Jean-Martin Charcot and the pathologization of ecstasy

Extase_Iconographie-e1369328952903One of the things I want to argue in my next book is that ecstatic experiences have been pathologised in the secular west, to our detriment. People still experience ecstasy – by which I mean moments where we go beyond the self and feel connected to something bigger than us, usually a spirit but also sometimes another individual or group – but we lack the framework to make sense of such experiences. And, as Aldous Huxley said, ‘if you have these experiences, you keep your mouth shut for fear of being told to go to a psychoanalyst’ – or, in our day, a psychiatrist.

The medicalisation and pathologisation of ecstasy happened slowly over the last four centuries – it is a key shift in the emergence of secular society. Before the 17th century, if you had an ecstatic experience, you might either be canonized or demonized. Either way your experience was carefully defined and controlled by the Church, which has always been wary of unbridled ecstasy, particularly in women (see Monsignor Ronald Knox’s misogynistic Enthusiasm (1950) for a recent example – Knox writes ‘the history of enthusiasm is largely the history of female emancipation…and it is not a reassuring one’).

Structured page parsing data:
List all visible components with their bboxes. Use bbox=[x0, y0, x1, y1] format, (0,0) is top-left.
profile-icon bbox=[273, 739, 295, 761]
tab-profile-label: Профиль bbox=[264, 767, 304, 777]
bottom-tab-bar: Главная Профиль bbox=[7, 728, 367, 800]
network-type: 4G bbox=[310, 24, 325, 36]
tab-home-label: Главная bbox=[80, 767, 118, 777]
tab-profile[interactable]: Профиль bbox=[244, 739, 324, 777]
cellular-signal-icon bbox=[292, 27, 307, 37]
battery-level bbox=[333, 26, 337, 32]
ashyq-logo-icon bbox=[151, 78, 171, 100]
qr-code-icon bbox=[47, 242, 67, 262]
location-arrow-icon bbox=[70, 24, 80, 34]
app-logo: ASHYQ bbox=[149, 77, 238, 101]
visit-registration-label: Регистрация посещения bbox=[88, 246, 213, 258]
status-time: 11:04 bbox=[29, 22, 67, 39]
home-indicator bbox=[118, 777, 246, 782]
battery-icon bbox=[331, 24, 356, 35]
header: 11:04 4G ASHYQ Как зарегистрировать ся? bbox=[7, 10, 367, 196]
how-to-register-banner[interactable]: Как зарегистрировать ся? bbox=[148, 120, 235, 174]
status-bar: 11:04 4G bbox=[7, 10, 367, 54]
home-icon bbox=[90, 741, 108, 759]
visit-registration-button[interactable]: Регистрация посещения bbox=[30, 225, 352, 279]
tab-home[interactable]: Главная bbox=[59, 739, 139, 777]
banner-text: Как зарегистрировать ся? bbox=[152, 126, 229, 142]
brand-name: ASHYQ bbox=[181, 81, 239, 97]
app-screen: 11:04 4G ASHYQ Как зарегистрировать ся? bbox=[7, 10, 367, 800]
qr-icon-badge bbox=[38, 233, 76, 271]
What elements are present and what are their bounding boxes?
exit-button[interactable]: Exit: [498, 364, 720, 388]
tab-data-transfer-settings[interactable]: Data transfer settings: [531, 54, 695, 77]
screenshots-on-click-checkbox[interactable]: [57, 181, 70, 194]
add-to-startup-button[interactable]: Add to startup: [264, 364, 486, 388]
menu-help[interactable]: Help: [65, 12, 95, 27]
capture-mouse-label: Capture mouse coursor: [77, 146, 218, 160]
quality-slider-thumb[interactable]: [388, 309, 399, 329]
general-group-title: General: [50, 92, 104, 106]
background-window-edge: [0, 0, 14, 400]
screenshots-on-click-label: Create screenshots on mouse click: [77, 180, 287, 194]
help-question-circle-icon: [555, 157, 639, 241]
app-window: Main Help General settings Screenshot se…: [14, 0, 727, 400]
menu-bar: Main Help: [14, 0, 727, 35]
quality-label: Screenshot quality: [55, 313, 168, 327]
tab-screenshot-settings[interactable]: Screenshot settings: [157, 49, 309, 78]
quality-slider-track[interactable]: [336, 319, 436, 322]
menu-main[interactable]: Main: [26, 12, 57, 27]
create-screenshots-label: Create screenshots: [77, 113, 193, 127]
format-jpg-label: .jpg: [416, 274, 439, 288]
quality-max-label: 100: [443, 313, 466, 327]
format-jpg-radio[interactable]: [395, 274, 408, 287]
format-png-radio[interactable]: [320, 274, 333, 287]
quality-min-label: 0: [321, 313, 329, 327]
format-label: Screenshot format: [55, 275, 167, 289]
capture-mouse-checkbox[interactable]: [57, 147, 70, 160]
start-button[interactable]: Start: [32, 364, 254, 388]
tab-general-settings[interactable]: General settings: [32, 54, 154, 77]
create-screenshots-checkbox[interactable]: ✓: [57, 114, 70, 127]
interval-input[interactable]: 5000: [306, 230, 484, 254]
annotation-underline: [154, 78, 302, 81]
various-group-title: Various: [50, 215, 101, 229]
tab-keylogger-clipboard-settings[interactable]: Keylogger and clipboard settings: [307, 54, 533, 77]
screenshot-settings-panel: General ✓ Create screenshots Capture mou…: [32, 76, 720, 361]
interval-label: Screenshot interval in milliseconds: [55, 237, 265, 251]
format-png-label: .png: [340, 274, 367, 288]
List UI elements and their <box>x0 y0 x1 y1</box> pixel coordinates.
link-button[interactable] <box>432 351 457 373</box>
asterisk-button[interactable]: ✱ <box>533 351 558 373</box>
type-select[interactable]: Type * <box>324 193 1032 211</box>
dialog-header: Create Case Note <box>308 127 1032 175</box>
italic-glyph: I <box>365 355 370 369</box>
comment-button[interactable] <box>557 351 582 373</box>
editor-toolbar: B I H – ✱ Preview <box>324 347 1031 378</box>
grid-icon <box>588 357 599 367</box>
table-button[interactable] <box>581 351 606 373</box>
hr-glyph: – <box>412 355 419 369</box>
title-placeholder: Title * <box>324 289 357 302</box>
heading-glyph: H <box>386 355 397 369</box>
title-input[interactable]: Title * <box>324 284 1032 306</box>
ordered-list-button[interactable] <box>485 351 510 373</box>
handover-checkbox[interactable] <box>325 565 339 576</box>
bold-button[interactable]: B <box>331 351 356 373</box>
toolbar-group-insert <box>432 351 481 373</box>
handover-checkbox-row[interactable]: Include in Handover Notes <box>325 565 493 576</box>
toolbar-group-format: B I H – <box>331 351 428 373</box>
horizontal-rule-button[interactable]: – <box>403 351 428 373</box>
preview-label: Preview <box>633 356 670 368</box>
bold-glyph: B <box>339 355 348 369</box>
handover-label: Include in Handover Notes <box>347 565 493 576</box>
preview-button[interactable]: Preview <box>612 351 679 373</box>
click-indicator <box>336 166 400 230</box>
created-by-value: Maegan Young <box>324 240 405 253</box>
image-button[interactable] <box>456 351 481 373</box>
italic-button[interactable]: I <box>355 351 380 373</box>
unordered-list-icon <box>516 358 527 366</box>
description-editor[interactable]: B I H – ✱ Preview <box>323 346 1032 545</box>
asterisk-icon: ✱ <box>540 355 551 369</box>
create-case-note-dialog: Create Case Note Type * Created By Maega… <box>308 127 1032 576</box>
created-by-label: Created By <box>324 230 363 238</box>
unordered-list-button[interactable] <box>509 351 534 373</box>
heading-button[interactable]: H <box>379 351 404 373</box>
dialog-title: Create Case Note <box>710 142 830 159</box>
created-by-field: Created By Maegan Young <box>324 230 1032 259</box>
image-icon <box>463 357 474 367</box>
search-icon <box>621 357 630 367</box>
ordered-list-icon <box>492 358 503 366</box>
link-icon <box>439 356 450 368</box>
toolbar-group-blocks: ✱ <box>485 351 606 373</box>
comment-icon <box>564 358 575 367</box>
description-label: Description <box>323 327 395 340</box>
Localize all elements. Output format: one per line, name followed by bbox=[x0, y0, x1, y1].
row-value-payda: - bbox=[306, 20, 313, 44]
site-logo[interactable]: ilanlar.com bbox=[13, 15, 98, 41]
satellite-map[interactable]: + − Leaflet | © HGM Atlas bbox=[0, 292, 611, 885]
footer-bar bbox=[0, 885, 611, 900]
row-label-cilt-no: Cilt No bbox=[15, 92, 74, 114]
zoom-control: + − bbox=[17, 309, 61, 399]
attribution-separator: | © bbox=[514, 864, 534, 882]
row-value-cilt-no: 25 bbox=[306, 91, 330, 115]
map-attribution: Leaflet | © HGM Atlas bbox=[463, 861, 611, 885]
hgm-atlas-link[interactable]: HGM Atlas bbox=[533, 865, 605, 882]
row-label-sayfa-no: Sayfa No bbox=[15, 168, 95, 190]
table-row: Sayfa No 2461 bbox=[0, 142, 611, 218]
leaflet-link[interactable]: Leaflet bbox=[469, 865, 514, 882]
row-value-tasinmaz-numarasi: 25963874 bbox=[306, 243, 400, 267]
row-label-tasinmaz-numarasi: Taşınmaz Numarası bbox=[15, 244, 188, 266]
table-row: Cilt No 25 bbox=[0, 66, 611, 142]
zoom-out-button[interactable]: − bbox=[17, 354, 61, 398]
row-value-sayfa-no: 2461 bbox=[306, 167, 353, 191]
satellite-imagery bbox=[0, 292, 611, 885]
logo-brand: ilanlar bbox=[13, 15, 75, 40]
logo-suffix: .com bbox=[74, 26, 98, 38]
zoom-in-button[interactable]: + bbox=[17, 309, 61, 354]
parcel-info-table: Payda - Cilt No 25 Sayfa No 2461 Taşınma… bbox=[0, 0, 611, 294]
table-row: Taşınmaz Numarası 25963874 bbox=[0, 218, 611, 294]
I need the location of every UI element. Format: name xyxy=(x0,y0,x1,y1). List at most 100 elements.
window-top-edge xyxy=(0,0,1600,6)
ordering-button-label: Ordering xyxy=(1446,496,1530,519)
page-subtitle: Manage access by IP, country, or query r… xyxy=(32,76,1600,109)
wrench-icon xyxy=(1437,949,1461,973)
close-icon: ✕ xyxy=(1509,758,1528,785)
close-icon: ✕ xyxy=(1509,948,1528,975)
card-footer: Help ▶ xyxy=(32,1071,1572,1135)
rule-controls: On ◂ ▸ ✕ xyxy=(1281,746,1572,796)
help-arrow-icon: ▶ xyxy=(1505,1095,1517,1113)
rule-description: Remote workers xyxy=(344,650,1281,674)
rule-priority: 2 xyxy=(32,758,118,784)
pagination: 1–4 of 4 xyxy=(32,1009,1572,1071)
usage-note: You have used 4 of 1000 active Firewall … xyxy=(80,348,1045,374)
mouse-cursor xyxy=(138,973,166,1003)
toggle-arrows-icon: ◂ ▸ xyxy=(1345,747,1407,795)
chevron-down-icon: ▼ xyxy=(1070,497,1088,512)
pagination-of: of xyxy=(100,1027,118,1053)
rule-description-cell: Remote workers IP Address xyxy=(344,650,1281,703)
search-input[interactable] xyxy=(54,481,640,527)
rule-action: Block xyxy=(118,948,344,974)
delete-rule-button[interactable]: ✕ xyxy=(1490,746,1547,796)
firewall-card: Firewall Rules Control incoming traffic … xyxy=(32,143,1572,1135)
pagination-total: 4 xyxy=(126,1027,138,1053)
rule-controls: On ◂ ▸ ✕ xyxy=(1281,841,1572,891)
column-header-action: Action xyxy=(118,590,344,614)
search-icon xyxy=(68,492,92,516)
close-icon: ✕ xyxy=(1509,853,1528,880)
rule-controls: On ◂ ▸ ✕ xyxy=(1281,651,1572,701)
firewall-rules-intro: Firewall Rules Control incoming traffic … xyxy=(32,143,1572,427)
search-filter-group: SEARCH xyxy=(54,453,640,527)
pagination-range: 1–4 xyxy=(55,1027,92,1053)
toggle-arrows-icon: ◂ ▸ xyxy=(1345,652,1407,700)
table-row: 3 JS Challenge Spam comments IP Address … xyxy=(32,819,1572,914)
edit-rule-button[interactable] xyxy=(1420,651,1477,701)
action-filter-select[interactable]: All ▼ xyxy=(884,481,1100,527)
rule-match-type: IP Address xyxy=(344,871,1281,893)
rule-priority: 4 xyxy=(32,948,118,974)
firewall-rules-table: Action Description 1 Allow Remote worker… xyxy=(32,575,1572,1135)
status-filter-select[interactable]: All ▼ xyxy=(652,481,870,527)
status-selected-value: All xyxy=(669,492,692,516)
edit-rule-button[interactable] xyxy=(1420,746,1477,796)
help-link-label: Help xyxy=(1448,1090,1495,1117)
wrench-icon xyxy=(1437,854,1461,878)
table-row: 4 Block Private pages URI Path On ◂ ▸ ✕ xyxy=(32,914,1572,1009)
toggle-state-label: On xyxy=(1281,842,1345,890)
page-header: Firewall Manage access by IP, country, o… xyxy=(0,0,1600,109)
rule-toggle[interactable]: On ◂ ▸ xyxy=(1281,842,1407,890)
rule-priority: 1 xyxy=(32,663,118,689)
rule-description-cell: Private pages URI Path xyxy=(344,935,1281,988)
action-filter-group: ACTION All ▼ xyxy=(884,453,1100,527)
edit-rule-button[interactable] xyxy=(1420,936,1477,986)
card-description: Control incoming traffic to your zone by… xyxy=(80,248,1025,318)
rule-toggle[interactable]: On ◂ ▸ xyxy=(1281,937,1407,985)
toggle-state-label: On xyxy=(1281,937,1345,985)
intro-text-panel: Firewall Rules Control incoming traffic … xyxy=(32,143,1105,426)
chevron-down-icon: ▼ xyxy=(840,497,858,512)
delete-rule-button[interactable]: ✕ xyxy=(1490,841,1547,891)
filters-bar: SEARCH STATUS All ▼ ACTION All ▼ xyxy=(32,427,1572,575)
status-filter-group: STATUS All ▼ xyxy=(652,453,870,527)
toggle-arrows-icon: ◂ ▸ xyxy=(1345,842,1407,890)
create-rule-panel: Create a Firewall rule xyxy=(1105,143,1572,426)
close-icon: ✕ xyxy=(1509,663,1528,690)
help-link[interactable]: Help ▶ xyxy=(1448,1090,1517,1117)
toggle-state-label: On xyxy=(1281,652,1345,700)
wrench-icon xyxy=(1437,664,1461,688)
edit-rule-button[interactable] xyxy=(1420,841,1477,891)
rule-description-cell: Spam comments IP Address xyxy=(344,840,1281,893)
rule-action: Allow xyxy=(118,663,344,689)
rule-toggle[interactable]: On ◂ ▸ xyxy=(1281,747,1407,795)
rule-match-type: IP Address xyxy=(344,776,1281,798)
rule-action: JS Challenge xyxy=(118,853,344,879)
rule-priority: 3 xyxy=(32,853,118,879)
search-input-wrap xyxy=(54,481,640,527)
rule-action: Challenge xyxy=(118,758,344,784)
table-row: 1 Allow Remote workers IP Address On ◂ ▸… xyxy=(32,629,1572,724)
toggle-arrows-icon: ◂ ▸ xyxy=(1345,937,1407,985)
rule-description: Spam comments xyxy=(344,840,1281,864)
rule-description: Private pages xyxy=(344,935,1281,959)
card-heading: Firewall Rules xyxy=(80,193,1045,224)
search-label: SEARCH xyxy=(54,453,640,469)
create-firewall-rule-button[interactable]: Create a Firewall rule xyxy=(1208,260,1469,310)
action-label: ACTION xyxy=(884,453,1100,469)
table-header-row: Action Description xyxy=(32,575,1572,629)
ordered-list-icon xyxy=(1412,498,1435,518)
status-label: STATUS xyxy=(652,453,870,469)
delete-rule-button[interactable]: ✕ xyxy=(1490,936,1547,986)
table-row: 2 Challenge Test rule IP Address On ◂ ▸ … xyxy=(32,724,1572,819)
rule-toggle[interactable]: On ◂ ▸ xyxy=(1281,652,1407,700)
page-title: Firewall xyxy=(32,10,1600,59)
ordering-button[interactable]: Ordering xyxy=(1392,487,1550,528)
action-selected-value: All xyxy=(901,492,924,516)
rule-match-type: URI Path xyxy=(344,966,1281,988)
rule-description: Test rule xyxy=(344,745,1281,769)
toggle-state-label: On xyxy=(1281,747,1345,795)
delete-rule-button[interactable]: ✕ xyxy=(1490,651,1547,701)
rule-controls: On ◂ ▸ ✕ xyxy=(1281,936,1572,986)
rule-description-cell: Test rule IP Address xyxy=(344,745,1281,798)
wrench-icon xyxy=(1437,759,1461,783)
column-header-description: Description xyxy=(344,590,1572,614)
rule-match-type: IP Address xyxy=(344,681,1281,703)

= Goal of the exercise =
From the essay on the pathologization of ecstasy, set down the passage starting with "Jean-Martin Charcot and" and going on through "day, a psychiatrist.".

= Written solution =
Jean-Martin Charcot and the pathologization of ecstasy

Extase_Iconographie-e1369328952903One of the things I want to argue in my next book is that ecstatic experiences have been pathologised in the secular west, to our detriment. People still experience ecstasy – by which I mean moments where we go beyond the self and feel connected to something bigger than us, usually a spirit but also sometimes another individual or group – but we lack the framework to make sense of such experiences. And, as Aldous Huxley said, ‘if you have these experiences, you keep your mouth shut for fear of being told to go to a psychoanalyst’ – or, in our day, a psychiatrist.